Requirements — The records that follow need to be output exactly as they are.

Data records
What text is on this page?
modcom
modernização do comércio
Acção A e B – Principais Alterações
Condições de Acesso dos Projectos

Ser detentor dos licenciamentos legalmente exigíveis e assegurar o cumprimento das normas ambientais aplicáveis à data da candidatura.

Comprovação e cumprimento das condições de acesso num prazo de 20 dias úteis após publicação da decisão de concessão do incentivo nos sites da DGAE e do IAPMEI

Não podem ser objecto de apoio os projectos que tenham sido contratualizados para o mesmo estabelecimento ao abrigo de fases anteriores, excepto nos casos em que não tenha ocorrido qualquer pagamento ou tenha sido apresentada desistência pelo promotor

Exercise solution —
What text is on this page?
modcom
modernização do comércio
Acção A e B – Principais Alterações
Condições de Acesso dos Projectos

Ser detentor dos licenciamentos legalmente exigíveis e assegurar o cumprimento das normas ambientais aplicáveis à data da candidatura.

Comprovação e cumprimento das condições de acesso num prazo de 20 dias úteis após publicação da decisão de concessão do incentivo nos sites da DGAE e do IAPMEI

Não podem ser objecto de apoio os projectos que tenham sido contratualizados para o mesmo estabelecimento ao abrigo de fases anteriores, excepto nos casos em que não tenha ocorrido qualquer pagamento ou tenha sido apresentada desistência pelo promotor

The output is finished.